▸ **EXERCISE REQUIREMENTS**: The data below is to be set down again exactly as written.

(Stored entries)
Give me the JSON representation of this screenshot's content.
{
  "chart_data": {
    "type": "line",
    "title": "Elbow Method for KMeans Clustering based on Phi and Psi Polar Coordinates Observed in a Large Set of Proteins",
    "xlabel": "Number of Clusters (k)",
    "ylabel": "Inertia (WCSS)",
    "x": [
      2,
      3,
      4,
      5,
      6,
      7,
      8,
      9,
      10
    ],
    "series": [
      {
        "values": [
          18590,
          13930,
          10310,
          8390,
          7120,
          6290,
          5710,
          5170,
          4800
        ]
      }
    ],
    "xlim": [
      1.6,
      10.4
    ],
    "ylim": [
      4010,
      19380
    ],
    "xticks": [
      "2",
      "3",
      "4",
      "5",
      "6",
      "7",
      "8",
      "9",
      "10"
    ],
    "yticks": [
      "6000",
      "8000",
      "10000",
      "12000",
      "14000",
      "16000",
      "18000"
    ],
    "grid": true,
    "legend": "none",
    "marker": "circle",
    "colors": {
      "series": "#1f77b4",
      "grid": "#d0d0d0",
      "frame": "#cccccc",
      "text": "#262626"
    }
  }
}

▸ **RESPONSE AREA**:
Give me the JSON representation of this screenshot's content.
{
  "chart_data": {
    "type": "line",
    "title": "Elbow Method for KMeans Clustering based on Phi and Psi Polar Coordinates Observed in a Large Set of Proteins",
    "xlabel": "Number of Clusters (k)",
    "ylabel": "Inertia (WCSS)",
    "x": [
      2,
      3,
      4,
      5,
      6,
      7,
      8,
      9,
      10
    ],
    "series": [
      {
        "values": [
          18590,
          13930,
          10310,
          8390,
          7120,
          6290,
          5710,
          5170,
          4800
        ]
      }
    ],
    "xlim": [
      1.6,
      10.4
    ],
    "ylim": [
      4010,
      19380
    ],
    "xticks": [
      "2",
      "3",
      "4",
      "5",
      "6",
      "7",
      "8",
      "9",
      "10"
    ],
    "yticks": [
      "6000",
      "8000",
      "10000",
      "12000",
      "14000",
      "16000",
      "18000"
    ],
    "grid": true,
    "legend": "none",
    "marker": "circle",
    "colors": {
      "series": "#1f77b4",
      "grid": "#d0d0d0",
      "frame": "#cccccc",
      "text": "#262626"
    }
  }
}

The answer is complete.